> [What is expected] The entries below should be set down again exactly, with every picture left out.

━━━━━━

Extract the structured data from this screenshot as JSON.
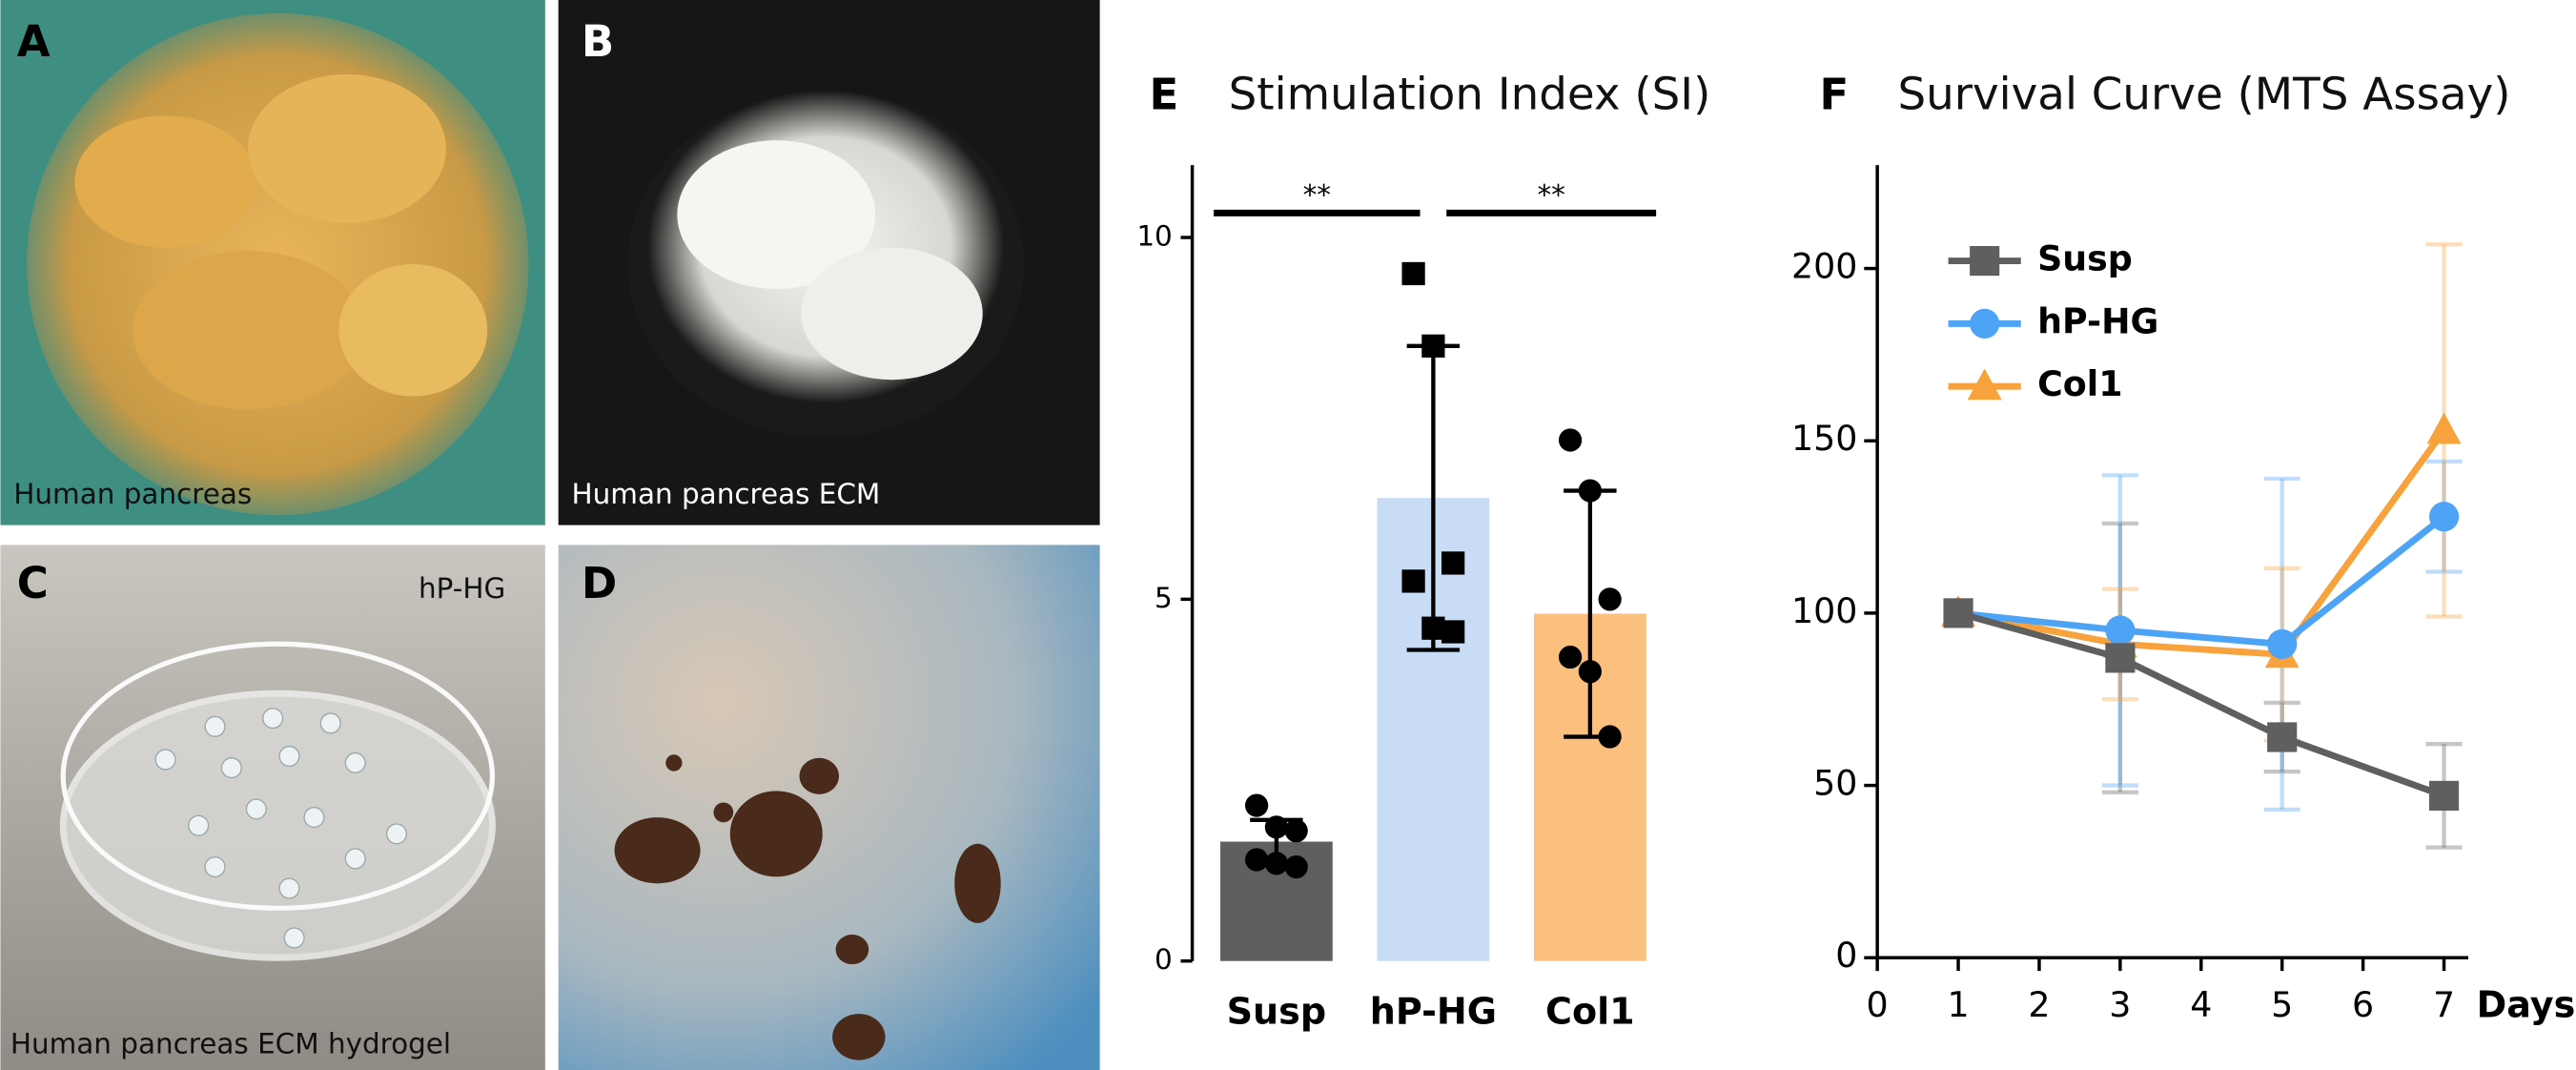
{
  "panels": [
    {
      "letter": "A",
      "caption": "Human pancreas"
    },
    {
      "letter": "B",
      "caption": "Human pancreas ECM"
    },
    {
      "letter": "C",
      "caption": "Human pancreas ECM hydrogel",
      "tag": "hP-HG"
    },
    {
      "letter": "D"
    }
  ],
  "chart_data": [
    {
      "type": "bar",
      "panel": "E",
      "title": "Stimulation Index (SI)",
      "categories": [
        "Susp",
        "hP-HG",
        "Col1"
      ],
      "values": [
        1.65,
        6.4,
        4.8
      ],
      "errors": [
        0.3,
        2.1,
        1.7
      ],
      "colors": [
        "#5f5f5f",
        "#c9dcf5",
        "#fcc07e"
      ],
      "markers": [
        "circle",
        "square",
        "circle"
      ],
      "points": [
        [
          2.15,
          1.85,
          1.8,
          1.4,
          1.35,
          1.3
        ],
        [
          9.5,
          8.5,
          5.5,
          5.25,
          4.6,
          4.55
        ],
        [
          7.2,
          6.5,
          5.0,
          4.2,
          4.0,
          3.1
        ]
      ],
      "annotations": [
        "**",
        "**"
      ],
      "ylim": [
        0,
        11
      ],
      "yticks": [
        0,
        5,
        10
      ]
    },
    {
      "type": "line",
      "panel": "F",
      "title": "Survival Curve (MTS Assay)",
      "x": [
        1,
        3,
        5,
        7
      ],
      "xlabel": "Days",
      "series": [
        {
          "name": "Susp",
          "color": "#5f5f5f",
          "marker": "square",
          "values": [
            100,
            87,
            64,
            47
          ],
          "errors": [
            0,
            39,
            10,
            15
          ]
        },
        {
          "name": "hP-HG",
          "color": "#4da3f5",
          "marker": "circle",
          "values": [
            100,
            95,
            91,
            128
          ],
          "errors": [
            0,
            45,
            48,
            16
          ]
        },
        {
          "name": "Col1",
          "color": "#f7a23c",
          "marker": "triangle",
          "values": [
            100,
            91,
            88,
            153
          ],
          "errors": [
            0,
            16,
            25,
            54
          ]
        }
      ],
      "xlim": [
        0,
        7.3
      ],
      "xticks": [
        0,
        1,
        2,
        3,
        4,
        5,
        6,
        7
      ],
      "ylim": [
        0,
        230
      ],
      "yticks": [
        0,
        50,
        100,
        150,
        200
      ]
    }
  ]
}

━━━━━━

> [Response area]
Extract the structured data from this screenshot as JSON.
{
  "panels": [
    {
      "letter": "A",
      "caption": "Human pancreas"
    },
    {
      "letter": "B",
      "caption": "Human pancreas ECM"
    },
    {
      "letter": "C",
      "caption": "Human pancreas ECM hydrogel",
      "tag": "hP-HG"
    },
    {
      "letter": "D"
    }
  ],
  "chart_data": [
    {
      "type": "bar",
      "panel": "E",
      "title": "Stimulation Index (SI)",
      "categories": [
        "Susp",
        "hP-HG",
        "Col1"
      ],
      "values": [
        1.65,
        6.4,
        4.8
      ],
      "errors": [
        0.3,
        2.1,
        1.7
      ],
      "colors": [
        "#5f5f5f",
        "#c9dcf5",
        "#fcc07e"
      ],
      "markers": [
        "circle",
        "square",
        "circle"
      ],
      "points": [
        [
          2.15,
          1.85,
          1.8,
          1.4,
          1.35,
          1.3
        ],
        [
          9.5,
          8.5,
          5.5,
          5.25,
          4.6,
          4.55
        ],
        [
          7.2,
          6.5,
          5.0,
          4.2,
          4.0,
          3.1
        ]
      ],
      "annotations": [
        "**",
        "**"
      ],
      "ylim": [
        0,
        11
      ],
      "yticks": [
        0,
        5,
        10
      ]
    },
    {
      "type": "line",
      "panel": "F",
      "title": "Survival Curve (MTS Assay)",
      "x": [
        1,
        3,
        5,
        7
      ],
      "xlabel": "Days",
      "series": [
        {
          "name": "Susp",
          "color": "#5f5f5f",
          "marker": "square",
          "values": [
            100,
            87,
            64,
            47
          ],
          "errors": [
            0,
            39,
            10,
            15
          ]
        },
        {
          "name": "hP-HG",
          "color": "#4da3f5",
          "marker": "circle",
          "values": [
            100,
            95,
            91,
            128
          ],
          "errors": [
            0,
            45,
            48,
            16
          ]
        },
        {
          "name": "Col1",
          "color": "#f7a23c",
          "marker": "triangle",
          "values": [
            100,
            91,
            88,
            153
          ],
          "errors": [
            0,
            16,
            25,
            54
          ]
        }
      ],
      "xlim": [
        0,
        7.3
      ],
      "xticks": [
        0,
        1,
        2,
        3,
        4,
        5,
        6,
        7
      ],
      "ylim": [
        0,
        230
      ],
      "yticks": [
        0,
        50,
        100,
        150,
        200
      ]
    }
  ]
}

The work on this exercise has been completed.